> **Stated task**: Your task is to restate the data word for word.

** START Information given **

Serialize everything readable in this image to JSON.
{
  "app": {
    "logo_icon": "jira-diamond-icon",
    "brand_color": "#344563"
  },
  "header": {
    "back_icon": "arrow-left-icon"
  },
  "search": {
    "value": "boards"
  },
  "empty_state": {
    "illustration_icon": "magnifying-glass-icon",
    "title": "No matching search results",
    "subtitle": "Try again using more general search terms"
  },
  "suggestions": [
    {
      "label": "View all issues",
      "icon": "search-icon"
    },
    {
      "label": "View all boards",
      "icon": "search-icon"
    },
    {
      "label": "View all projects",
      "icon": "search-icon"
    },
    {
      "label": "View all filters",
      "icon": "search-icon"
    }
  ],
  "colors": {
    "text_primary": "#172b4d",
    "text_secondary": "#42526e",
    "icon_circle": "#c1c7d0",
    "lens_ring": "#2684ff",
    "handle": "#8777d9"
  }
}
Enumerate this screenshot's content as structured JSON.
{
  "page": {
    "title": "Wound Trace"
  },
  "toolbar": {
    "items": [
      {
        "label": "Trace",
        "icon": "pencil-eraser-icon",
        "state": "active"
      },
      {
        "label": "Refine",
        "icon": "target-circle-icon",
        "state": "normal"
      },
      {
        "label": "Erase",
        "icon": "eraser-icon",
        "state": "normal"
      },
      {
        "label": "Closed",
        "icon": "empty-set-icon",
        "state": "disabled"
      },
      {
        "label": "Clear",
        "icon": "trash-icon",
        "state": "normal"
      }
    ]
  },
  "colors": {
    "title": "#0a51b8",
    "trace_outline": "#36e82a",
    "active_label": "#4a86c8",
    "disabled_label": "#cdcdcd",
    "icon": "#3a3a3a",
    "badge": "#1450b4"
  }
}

** END Information given **

> **The completed task**:
Serialize everything readable in this image to JSON.
{
  "app": {
    "logo_icon": "jira-diamond-icon",
    "brand_color": "#344563"
  },
  "header": {
    "back_icon": "arrow-left-icon"
  },
  "search": {
    "value": "boards"
  },
  "empty_state": {
    "illustration_icon": "magnifying-glass-icon",
    "title": "No matching search results",
    "subtitle": "Try again using more general search terms"
  },
  "suggestions": [
    {
      "label": "View all issues",
      "icon": "search-icon"
    },
    {
      "label": "View all boards",
      "icon": "search-icon"
    },
    {
      "label": "View all projects",
      "icon": "search-icon"
    },
    {
      "label": "View all filters",
      "icon": "search-icon"
    }
  ],
  "colors": {
    "text_primary": "#172b4d",
    "text_secondary": "#42526e",
    "icon_circle": "#c1c7d0",
    "lens_ring": "#2684ff",
    "handle": "#8777d9"
  }
}
Enumerate this screenshot's content as structured JSON.
{
  "page": {
    "title": "Wound Trace"
  },
  "toolbar": {
    "items": [
      {
        "label": "Trace",
        "icon": "pencil-eraser-icon",
        "state": "active"
      },
      {
        "label": "Refine",
        "icon": "target-circle-icon",
        "state": "normal"
      },
      {
        "label": "Erase",
        "icon": "eraser-icon",
        "state": "normal"
      },
      {
        "label": "Closed",
        "icon": "empty-set-icon",
        "state": "disabled"
      },
      {
        "label": "Clear",
        "icon": "trash-icon",
        "state": "normal"
      }
    ]
  },
  "colors": {
    "title": "#0a51b8",
    "trace_outline": "#36e82a",
    "active_label": "#4a86c8",
    "disabled_label": "#cdcdcd",
    "icon": "#3a3a3a",
    "badge": "#1450b4"
  }
}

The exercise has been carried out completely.